Every entry that follows should be reproduced exactly.

Collected data:
===============
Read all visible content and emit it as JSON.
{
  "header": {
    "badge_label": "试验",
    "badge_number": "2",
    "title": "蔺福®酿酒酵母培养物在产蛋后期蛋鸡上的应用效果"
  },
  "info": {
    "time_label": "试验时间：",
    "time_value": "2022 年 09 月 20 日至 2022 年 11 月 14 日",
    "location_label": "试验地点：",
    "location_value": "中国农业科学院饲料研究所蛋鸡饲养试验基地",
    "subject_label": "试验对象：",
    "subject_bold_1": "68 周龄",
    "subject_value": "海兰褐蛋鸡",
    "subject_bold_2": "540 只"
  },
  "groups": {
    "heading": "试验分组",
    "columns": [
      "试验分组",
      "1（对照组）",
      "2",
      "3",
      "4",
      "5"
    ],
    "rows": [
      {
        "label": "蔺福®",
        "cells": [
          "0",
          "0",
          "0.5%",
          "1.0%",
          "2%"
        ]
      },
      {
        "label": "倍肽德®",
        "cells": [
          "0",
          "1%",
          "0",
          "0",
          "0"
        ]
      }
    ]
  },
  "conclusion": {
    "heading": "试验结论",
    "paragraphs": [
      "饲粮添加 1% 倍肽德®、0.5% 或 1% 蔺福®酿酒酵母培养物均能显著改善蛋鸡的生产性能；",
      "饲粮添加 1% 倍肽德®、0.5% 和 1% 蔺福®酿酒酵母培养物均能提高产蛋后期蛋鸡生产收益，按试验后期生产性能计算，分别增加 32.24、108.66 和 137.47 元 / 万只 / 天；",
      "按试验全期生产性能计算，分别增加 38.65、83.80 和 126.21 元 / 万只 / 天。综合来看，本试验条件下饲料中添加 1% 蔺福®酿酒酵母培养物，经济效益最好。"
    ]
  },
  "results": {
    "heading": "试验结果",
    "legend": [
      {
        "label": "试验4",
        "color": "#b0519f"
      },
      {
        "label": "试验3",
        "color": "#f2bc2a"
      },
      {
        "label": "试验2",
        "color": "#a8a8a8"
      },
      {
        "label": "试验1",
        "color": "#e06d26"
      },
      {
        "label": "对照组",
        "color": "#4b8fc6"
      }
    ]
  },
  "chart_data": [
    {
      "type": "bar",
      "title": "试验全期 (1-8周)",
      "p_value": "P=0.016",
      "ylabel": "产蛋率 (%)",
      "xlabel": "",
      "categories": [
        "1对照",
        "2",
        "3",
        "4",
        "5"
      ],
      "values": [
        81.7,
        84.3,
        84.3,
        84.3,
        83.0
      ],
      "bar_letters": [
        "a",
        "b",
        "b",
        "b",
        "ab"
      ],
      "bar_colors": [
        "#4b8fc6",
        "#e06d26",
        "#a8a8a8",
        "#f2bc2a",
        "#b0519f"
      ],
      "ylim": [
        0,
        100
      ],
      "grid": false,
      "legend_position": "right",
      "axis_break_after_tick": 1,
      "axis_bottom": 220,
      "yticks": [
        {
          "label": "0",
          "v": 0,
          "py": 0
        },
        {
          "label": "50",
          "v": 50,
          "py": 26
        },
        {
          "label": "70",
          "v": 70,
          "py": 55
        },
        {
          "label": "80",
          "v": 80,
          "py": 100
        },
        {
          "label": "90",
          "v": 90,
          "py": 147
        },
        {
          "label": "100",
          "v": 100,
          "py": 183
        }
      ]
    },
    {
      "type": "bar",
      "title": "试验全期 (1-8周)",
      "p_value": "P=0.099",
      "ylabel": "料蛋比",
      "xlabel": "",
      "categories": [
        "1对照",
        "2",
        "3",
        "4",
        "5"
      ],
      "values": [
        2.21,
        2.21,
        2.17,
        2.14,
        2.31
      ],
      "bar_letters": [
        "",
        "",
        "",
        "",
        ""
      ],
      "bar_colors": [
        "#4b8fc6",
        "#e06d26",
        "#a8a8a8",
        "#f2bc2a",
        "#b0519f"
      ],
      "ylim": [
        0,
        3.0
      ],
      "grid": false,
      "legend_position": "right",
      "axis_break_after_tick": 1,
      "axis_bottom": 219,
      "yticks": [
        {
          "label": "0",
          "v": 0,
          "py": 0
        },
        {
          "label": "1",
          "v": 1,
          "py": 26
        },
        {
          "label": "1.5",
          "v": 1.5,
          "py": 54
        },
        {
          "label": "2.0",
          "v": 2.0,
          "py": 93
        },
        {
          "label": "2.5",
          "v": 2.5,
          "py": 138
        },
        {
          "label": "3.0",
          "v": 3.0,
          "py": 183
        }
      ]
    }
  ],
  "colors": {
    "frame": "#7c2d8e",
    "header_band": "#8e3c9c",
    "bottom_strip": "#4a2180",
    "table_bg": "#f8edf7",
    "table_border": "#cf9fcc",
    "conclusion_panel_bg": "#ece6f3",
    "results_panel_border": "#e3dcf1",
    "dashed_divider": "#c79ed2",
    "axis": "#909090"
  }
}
===============
Problem solution:
Read all visible content and emit it as JSON.
{
  "header": {
    "badge_label": "试验",
    "badge_number": "2",
    "title": "蔺福®酿酒酵母培养物在产蛋后期蛋鸡上的应用效果"
  },
  "info": {
    "time_label": "试验时间：",
    "time_value": "2022 年 09 月 20 日至 2022 年 11 月 14 日",
    "location_label": "试验地点：",
    "location_value": "中国农业科学院饲料研究所蛋鸡饲养试验基地",
    "subject_label": "试验对象：",
    "subject_bold_1": "68 周龄",
    "subject_value": "海兰褐蛋鸡",
    "subject_bold_2": "540 只"
  },
  "groups": {
    "heading": "试验分组",
    "columns": [
      "试验分组",
      "1（对照组）",
      "2",
      "3",
      "4",
      "5"
    ],
    "rows": [
      {
        "label": "蔺福®",
        "cells": [
          "0",
          "0",
          "0.5%",
          "1.0%",
          "2%"
        ]
      },
      {
        "label": "倍肽德®",
        "cells": [
          "0",
          "1%",
          "0",
          "0",
          "0"
        ]
      }
    ]
  },
  "conclusion": {
    "heading": "试验结论",
    "paragraphs": [
      "饲粮添加 1% 倍肽德®、0.5% 或 1% 蔺福®酿酒酵母培养物均能显著改善蛋鸡的生产性能；",
      "饲粮添加 1% 倍肽德®、0.5% 和 1% 蔺福®酿酒酵母培养物均能提高产蛋后期蛋鸡生产收益，按试验后期生产性能计算，分别增加 32.24、108.66 和 137.47 元 / 万只 / 天；",
      "按试验全期生产性能计算，分别增加 38.65、83.80 和 126.21 元 / 万只 / 天。综合来看，本试验条件下饲料中添加 1% 蔺福®酿酒酵母培养物，经济效益最好。"
    ]
  },
  "results": {
    "heading": "试验结果",
    "legend": [
      {
        "label": "试验4",
        "color": "#b0519f"
      },
      {
        "label": "试验3",
        "color": "#f2bc2a"
      },
      {
        "label": "试验2",
        "color": "#a8a8a8"
      },
      {
        "label": "试验1",
        "color": "#e06d26"
      },
      {
        "label": "对照组",
        "color": "#4b8fc6"
      }
    ]
  },
  "chart_data": [
    {
      "type": "bar",
      "title": "试验全期 (1-8周)",
      "p_value": "P=0.016",
      "ylabel": "产蛋率 (%)",
      "xlabel": "",
      "categories": [
        "1对照",
        "2",
        "3",
        "4",
        "5"
      ],
      "values": [
        81.7,
        84.3,
        84.3,
        84.3,
        83.0
      ],
      "bar_letters": [
        "a",
        "b",
        "b",
        "b",
        "ab"
      ],
      "bar_colors": [
        "#4b8fc6",
        "#e06d26",
        "#a8a8a8",
        "#f2bc2a",
        "#b0519f"
      ],
      "ylim": [
        0,
        100
      ],
      "grid": false,
      "legend_position": "right",
      "axis_break_after_tick": 1,
      "axis_bottom": 220,
      "yticks": [
        {
          "label": "0",
          "v": 0,
          "py": 0
        },
        {
          "label": "50",
          "v": 50,
          "py": 26
        },
        {
          "label": "70",
          "v": 70,
          "py": 55
        },
        {
          "label": "80",
          "v": 80,
          "py": 100
        },
        {
          "label": "90",
          "v": 90,
          "py": 147
        },
        {
          "label": "100",
          "v": 100,
          "py": 183
        }
      ]
    },
    {
      "type": "bar",
      "title": "试验全期 (1-8周)",
      "p_value": "P=0.099",
      "ylabel": "料蛋比",
      "xlabel": "",
      "categories": [
        "1对照",
        "2",
        "3",
        "4",
        "5"
      ],
      "values": [
        2.21,
        2.21,
        2.17,
        2.14,
        2.31
      ],
      "bar_letters": [
        "",
        "",
        "",
        "",
        ""
      ],
      "bar_colors": [
        "#4b8fc6",
        "#e06d26",
        "#a8a8a8",
        "#f2bc2a",
        "#b0519f"
      ],
      "ylim": [
        0,
        3.0
      ],
      "grid": false,
      "legend_position": "right",
      "axis_break_after_tick": 1,
      "axis_bottom": 219,
      "yticks": [
        {
          "label": "0",
          "v": 0,
          "py": 0
        },
        {
          "label": "1",
          "v": 1,
          "py": 26
        },
        {
          "label": "1.5",
          "v": 1.5,
          "py": 54
        },
        {
          "label": "2.0",
          "v": 2.0,
          "py": 93
        },
        {
          "label": "2.5",
          "v": 2.5,
          "py": 138
        },
        {
          "label": "3.0",
          "v": 3.0,
          "py": 183
        }
      ]
    }
  ],
  "colors": {
    "frame": "#7c2d8e",
    "header_band": "#8e3c9c",
    "bottom_strip": "#4a2180",
    "table_bg": "#f8edf7",
    "table_border": "#cf9fcc",
    "conclusion_panel_bg": "#ece6f3",
    "results_panel_border": "#e3dcf1",
    "dashed_divider": "#c79ed2",
    "axis": "#909090"
  }
}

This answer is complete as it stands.